* **Instructions for the task**: Below are records. Copy every line with "axis" in it.

* **Entries shown**:
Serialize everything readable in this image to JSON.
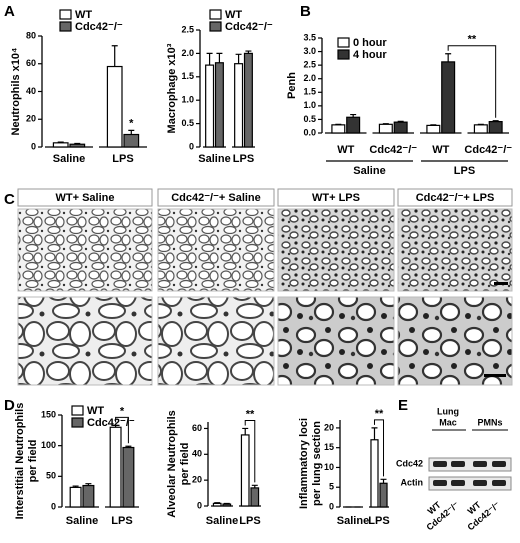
{
  "panel_labels": [
    "A",
    "B",
    "C",
    "D",
    "E"
  ],
  "chart_data": [
    {
      "type": "bar",
      "y_label": [
        "Neutrophils x10⁴"
      ],
      "categories": [
        "Saline",
        "LPS"
      ],
      "series": [
        {
          "name": "WT",
          "color": "#ffffff",
          "values": [
            3,
            58
          ],
          "errors": [
            0.5,
            15
          ]
        },
        {
          "name": "Cdc42⁻/⁻",
          "color": "#666666",
          "values": [
            2,
            9
          ],
          "errors": [
            0.5,
            3
          ]
        }
      ],
      "ylim": [
        0,
        80
      ],
      "yticks": [
        0,
        20,
        40,
        60,
        80
      ],
      "annotation": "*"
    },
    {
      "type": "bar",
      "y_label": [
        "Macrophage x10³"
      ],
      "categories": [
        "Saline",
        "LPS"
      ],
      "series": [
        {
          "name": "WT",
          "color": "#ffffff",
          "values": [
            1.75,
            1.78
          ],
          "errors": [
            0.25,
            0.2
          ]
        },
        {
          "name": "Cdc42⁻/⁻",
          "color": "#666666",
          "values": [
            1.8,
            2.0
          ],
          "errors": [
            0.2,
            0.05
          ]
        }
      ],
      "ylim": [
        0,
        2.5
      ],
      "yticks": [
        0,
        0.5,
        {
          "value": 1,
          "label": "1.0"
        },
        1.5,
        {
          "value": 2,
          "label": "2.0"
        },
        2.5
      ]
    },
    {
      "type": "bar",
      "y_label": [
        "Penh"
      ],
      "categories": [
        "WT",
        "Cdc42⁻/⁻",
        "WT",
        "Cdc42⁻/⁻"
      ],
      "group_labels": [
        "Saline",
        "LPS"
      ],
      "series": [
        {
          "name": "0 hour",
          "color": "#ffffff",
          "values": [
            0.3,
            0.32,
            0.28,
            0.3
          ],
          "errors": [
            0.02,
            0.02,
            0.02,
            0.02
          ]
        },
        {
          "name": "4 hour",
          "color": "#333333",
          "values": [
            0.58,
            0.4,
            2.62,
            0.42
          ],
          "errors": [
            0.1,
            0.03,
            0.3,
            0.03
          ]
        }
      ],
      "ylim": [
        0,
        3.5
      ],
      "yticks": [
        {
          "value": 0,
          "label": "0.0"
        },
        0.5,
        {
          "value": 1,
          "label": "1.0"
        },
        1.5,
        {
          "value": 2,
          "label": "2.0"
        },
        2.5,
        {
          "value": 3,
          "label": "3.0"
        },
        3.5
      ],
      "annotation": "**"
    },
    {
      "type": "bar",
      "y_label": [
        "Interstitial Neutrophils",
        "per field"
      ],
      "categories": [
        "Saline",
        "LPS"
      ],
      "series": [
        {
          "name": "WT",
          "color": "#ffffff",
          "values": [
            32,
            130
          ],
          "errors": [
            2,
            3
          ]
        },
        {
          "name": "Cdc42⁻/⁻",
          "color": "#666666",
          "values": [
            35,
            97
          ],
          "errors": [
            3,
            2
          ]
        }
      ],
      "ylim": [
        0,
        150
      ],
      "yticks": [
        0,
        50,
        100,
        150
      ],
      "annotation": "*"
    },
    {
      "type": "bar",
      "y_label": [
        "Alveolar Neutrophils",
        "per field"
      ],
      "categories": [
        "Saline",
        "LPS"
      ],
      "series": [
        {
          "color": "#ffffff",
          "values": [
            2,
            55
          ],
          "errors": [
            0.5,
            5
          ]
        },
        {
          "color": "#666666",
          "values": [
            1.5,
            14
          ],
          "errors": [
            0.5,
            2
          ]
        }
      ],
      "ylim": [
        0,
        65
      ],
      "yticks": [
        0,
        20,
        40,
        60
      ],
      "annotation": "**"
    },
    {
      "type": "bar",
      "y_label": [
        "Inflammatory loci",
        "per lung section"
      ],
      "categories": [
        "Saline",
        "LPS"
      ],
      "series": [
        {
          "color": "#ffffff",
          "values": [
            0,
            17
          ],
          "errors": [
            0,
            3
          ]
        },
        {
          "color": "#666666",
          "values": [
            0,
            6
          ],
          "errors": [
            0,
            1
          ]
        }
      ],
      "ylim": [
        0,
        22
      ],
      "yticks": [
        0,
        5,
        10,
        15,
        20
      ],
      "annotation": "**"
    }
  ],
  "micrographs": {
    "titles": [
      "WT+ Saline",
      "Cdc42⁻/⁻+ Saline",
      "WT+ LPS",
      "Cdc42⁻/⁻+ LPS"
    ]
  },
  "blot": {
    "groups": [
      [
        "Lung",
        "Mac"
      ],
      [
        "PMNs"
      ]
    ],
    "rows": [
      "Cdc42",
      "Actin"
    ],
    "lanes": [
      "WT",
      "Cdc42⁻/⁻",
      "WT",
      "Cdc42⁻/⁻"
    ]
  }
}
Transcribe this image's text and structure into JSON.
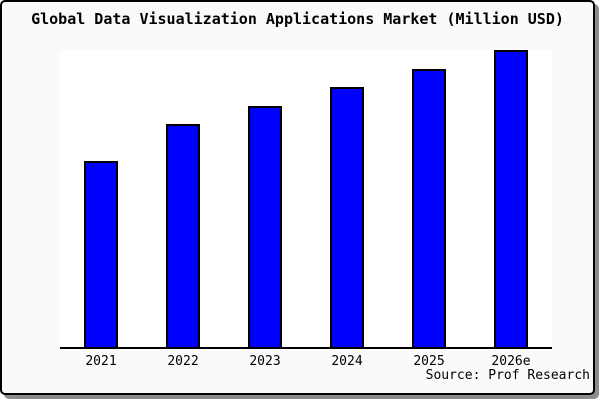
{
  "window": {
    "title": "Global Data Visualization Applications Market (Million USD)"
  },
  "chart_data": {
    "type": "bar",
    "title": "Global Data Visualization Applications Market (Million USD)",
    "categories": [
      "2021",
      "2022",
      "2023",
      "2024",
      "2025",
      "2026e"
    ],
    "values": [
      62.5,
      75.1,
      81.3,
      87.6,
      93.6,
      100
    ],
    "value_unit": "percent of tallest bar; chart shows no y-axis scale or data labels",
    "xlabel": "",
    "ylabel": "",
    "ylim": [
      0,
      100
    ],
    "grid": false,
    "legend": false,
    "bar_color": "#0000ff",
    "bar_border_color": "#000000",
    "source": "Source: Prof Research"
  },
  "colors": {
    "background": "#fafafa",
    "plot_background": "#ffffff",
    "axis": "#000000",
    "frame_border": "#000000",
    "shadow": "#8c8c8c",
    "text": "#000000"
  }
}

* **Expected answer**:
    "value_unit": "percent of tallest bar; chart shows no y-axis scale or data labels",
    "axis": "#000000",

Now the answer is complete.